__Written exercise a__. Convert the rows into a numbered list, beginning at their first line and stopping after the line that contains "pt-change-cell: 28.00 bbox=[272, 369, 432, 419]", and omit any blank lines.

__Passage provided__.
━━━━━━━━━━━━━━━━━━━━
In [1]:
import pandas as pd
from pyspark.sql import SparkSession
from pyspark.context import SparkContext
from pyspark.sql.types import *
from pyspark.sql.functions import *
from datetime import date, timedelta, datetime
import time
import pyspark.sql.functions as f

In [2]:
# initialize spark session
sc = SparkSession.builder.appName("AustinCrimeReports").config("spark.sql.shuffle.partitions", "50").config("spark.driver.maxResultSize","5g").config("spark.sql.execution.arrow.enabled", "true").getOrCreate()

In [3]:
# read dataset into dataframe
df = sc.read.option("header",True).csv("Crime_Reports.csv")
print('data read into dataframe')

data read into dataframe


In [5]:
# drop duplicate records
df = df.dropDuplicates()

# drop unnecessary columns
df.drop("council_district","apd_sector","apd_district",
               "pra","census_tract","ucr_category","category_description",
               "x_coord","y_coord","highest_offense_code","occurred_date_time",
               "report_date_time","clearance_date","report_time","occurred_time")

# filter out null values from occurred_date field
df = df.filter(df.occurred_date.isNotNull())

## Analysis

In [6]:
# number of various crimes changed over time

df_clean = df.withColumn('year',f.year(f.to_timestamp('occurred_date','MM/dd/yyyy')))

df_clean1 = df_clean.groupBy("highest_offense_description", "year").count().orderBy("year","highest_offense_description",ascending=True)

In [7]:
# number arrests corresponding to the crimes changed over time

print('Number of crimes per year')
df_clean2 = df_clean.groupBy("year").count().orderBy("year")
print()

print('Number of arrests per year')
df_clean3 = df_clean.where("clearance_status == 'C'").groupBy("year").count().orderBy("year")

Number of crimes per year

Number of arrests per year


In [8]:
# top crimes committed
df_clean4 = df_clean.groupBy('highest_offense_description').count().orderBy(desc("count"))

In [9]:
# which locations are these frequent crimes being committed to?
df_clean5 = df_clean.groupBy("location_type").count().orderBy(desc("count"))

In [10]:
# are there certain high crime locations for certain crimes?

df_clean6 = df_clean.groupBy("highest_offense_description", "location_type").count().sort("highest_offense_description", "location_type")
━━━━━━━━━━━━━━━━━━━━
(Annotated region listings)
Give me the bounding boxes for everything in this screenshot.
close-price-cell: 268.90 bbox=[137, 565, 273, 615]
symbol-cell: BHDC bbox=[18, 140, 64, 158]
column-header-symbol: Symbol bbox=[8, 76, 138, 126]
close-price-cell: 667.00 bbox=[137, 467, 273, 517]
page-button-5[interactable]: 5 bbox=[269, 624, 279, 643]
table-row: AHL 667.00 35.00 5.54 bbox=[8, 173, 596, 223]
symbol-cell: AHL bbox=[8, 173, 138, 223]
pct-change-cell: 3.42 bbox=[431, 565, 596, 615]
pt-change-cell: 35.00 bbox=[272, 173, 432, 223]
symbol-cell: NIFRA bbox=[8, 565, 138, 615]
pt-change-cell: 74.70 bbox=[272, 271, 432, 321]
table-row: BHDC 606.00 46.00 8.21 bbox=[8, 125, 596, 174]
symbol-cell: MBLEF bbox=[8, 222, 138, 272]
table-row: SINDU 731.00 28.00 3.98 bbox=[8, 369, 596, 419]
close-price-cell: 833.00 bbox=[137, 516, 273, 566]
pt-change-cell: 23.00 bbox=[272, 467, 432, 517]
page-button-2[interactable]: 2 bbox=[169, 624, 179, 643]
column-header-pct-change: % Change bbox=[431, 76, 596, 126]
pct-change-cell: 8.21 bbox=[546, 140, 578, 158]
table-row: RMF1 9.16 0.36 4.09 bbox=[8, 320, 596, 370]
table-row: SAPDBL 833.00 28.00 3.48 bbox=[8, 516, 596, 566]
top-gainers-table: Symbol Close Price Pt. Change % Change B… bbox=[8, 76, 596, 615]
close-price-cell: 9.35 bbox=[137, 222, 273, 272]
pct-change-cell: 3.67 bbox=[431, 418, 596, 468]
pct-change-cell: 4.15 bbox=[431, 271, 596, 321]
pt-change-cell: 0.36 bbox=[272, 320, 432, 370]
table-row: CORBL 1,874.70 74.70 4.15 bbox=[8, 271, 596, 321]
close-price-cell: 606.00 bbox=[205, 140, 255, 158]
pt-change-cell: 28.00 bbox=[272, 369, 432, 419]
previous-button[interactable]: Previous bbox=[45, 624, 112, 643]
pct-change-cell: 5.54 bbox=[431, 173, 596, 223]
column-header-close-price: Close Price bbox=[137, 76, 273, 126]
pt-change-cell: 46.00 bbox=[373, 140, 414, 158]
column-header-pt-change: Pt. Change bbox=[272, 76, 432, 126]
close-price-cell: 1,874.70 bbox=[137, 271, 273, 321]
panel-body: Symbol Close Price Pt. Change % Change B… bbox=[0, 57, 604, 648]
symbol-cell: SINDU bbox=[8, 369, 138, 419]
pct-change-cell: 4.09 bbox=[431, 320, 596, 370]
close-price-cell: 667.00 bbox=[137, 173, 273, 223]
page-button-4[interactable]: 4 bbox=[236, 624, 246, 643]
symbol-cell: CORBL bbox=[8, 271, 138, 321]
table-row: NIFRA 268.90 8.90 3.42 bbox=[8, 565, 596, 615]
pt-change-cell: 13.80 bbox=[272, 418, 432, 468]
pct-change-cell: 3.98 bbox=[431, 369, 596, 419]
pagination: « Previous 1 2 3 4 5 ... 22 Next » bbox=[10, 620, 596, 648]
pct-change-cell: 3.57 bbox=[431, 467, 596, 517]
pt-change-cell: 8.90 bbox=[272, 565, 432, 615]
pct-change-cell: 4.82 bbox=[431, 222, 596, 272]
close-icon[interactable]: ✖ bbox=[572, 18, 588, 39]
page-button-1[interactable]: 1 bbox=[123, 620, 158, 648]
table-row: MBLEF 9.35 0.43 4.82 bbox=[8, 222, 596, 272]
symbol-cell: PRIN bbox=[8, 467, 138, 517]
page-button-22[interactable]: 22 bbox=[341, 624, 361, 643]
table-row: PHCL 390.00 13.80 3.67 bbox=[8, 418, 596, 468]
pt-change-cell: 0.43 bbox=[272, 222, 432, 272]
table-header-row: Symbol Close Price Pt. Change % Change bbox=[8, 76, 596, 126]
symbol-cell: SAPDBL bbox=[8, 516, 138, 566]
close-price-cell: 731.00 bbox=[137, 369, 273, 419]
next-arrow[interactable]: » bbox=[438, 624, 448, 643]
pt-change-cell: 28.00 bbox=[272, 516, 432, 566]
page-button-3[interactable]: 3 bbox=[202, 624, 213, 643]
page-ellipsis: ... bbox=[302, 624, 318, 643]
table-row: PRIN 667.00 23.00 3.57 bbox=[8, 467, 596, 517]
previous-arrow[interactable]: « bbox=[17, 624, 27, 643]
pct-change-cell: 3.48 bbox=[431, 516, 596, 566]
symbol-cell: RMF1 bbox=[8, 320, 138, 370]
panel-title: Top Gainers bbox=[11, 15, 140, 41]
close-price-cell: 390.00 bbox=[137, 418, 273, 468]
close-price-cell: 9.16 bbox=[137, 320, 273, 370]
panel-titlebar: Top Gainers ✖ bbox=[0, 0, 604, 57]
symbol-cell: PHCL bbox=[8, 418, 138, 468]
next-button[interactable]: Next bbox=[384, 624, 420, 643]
━━━━━━━━━━━━━━━━━━━━
__Written exercise b__. Carry on the Spark notebook analyzing Austin crime reports from the point where it ends.

__Written response a__.
1. Give me the bounding boxes for everything in this screenshot.
2. close-price-cell: 268.90 bbox=[137, 565, 273, 615]
3. symbol-cell: BHDC bbox=[18, 140, 64, 158]
4. column-header-symbol: Symbol bbox=[8, 76, 138, 126]
5. close-price-cell: 667.00 bbox=[137, 467, 273, 517]
6. page-button-5[interactable]: 5 bbox=[269, 624, 279, 643]
7. table-row: AHL 667.00 35.00 5.54 bbox=[8, 173, 596, 223]
8. symbol-cell: AHL bbox=[8, 173, 138, 223]
9. pct-change-cell: 3.42 bbox=[431, 565, 596, 615]
10. pt-change-cell: 35.00 bbox=[272, 173, 432, 223]
11. symbol-cell: NIFRA bbox=[8, 565, 138, 615]
12. pt-change-cell: 74.70 bbox=[272, 271, 432, 321]
13. table-row: BHDC 606.00 46.00 8.21 bbox=[8, 125, 596, 174]
14. symbol-cell: MBLEF bbox=[8, 222, 138, 272]
15. table-row: SINDU 731.00 28.00 3.98 bbox=[8, 369, 596, 419]
16. close-price-cell: 833.00 bbox=[137, 516, 273, 566]
17. pt-change-cell: 23.00 bbox=[272, 467, 432, 517]
18. page-button-2[interactable]: 2 bbox=[169, 624, 179, 643]
19. column-header-pct-change: % Change bbox=[431, 76, 596, 126]
20. pct-change-cell: 8.21 bbox=[546, 140, 578, 158]
21. table-row: RMF1 9.16 0.36 4.09 bbox=[8, 320, 596, 370]
22. table-row: SAPDBL 833.00 28.00 3.48 bbox=[8, 516, 596, 566]
23. top-gainers-table: Symbol Close Price Pt. Change % Change B… bbox=[8, 76, 596, 615]
24. close-price-cell: 9.35 bbox=[137, 222, 273, 272]
25. pct-change-cell: 3.67 bbox=[431, 418, 596, 468]
26. pct-change-cell: 4.15 bbox=[431, 271, 596, 321]
27. pt-change-cell: 0.36 bbox=[272, 320, 432, 370]
28. table-row: CORBL 1,874.70 74.70 4.15 bbox=[8, 271, 596, 321]
29. close-price-cell: 606.00 bbox=[205, 140, 255, 158]
30. pt-change-cell: 28.00 bbox=[272, 369, 432, 419]

__Written response b__.
In [11]:
# how has the number of certain crimes changed over the years in Austin?

# car burglary
print('Amount of Car Burglaries per year')
df_clean7 = df_clean.where("highest_offense_description == 'BURGLARY OF VEHICLE'").groupBy("year").count().orderBy("year")
print()

# theft
print('Amount of Theft per year')
df_clean8 = df_clean.where("highest_offense_description == 'THEFT'").groupBy("year").count().orderBy("year")
print()

# possession of marijuana
print('Possession of Marijuana per year')
df_clean9 = df_clean.where("highest_offense_description == 'POSSESSION OF MARIJUANA'").groupBy("year").count().orderBy("year")
print()

# home burglary
print('Amount of Home Burglaries per year')
df_clean10 = df_clean.where("highest_offense_description == 'BURGLARY OF RESIDENCE'").groupBy("year").count().orderBy("year")

Amount of Car Burglaries per year

Amount of Theft per year

Possession of Marijuana per year

Amount of Home Burglaries per year


In [24]:
# save each query as a csv file for visualizations

# df_clean1.toPandas().to_csv("results/1-crime-change-per-year.csv")
# df_clean2.toPandas().to_csv("results/2-crimes-per-year.csv")
# df_clean3.toPandas().to_csv("results/3-arrests-per-year.csv")
# df_clean4.toPandas().to_csv("results/4-top-crimes.csv")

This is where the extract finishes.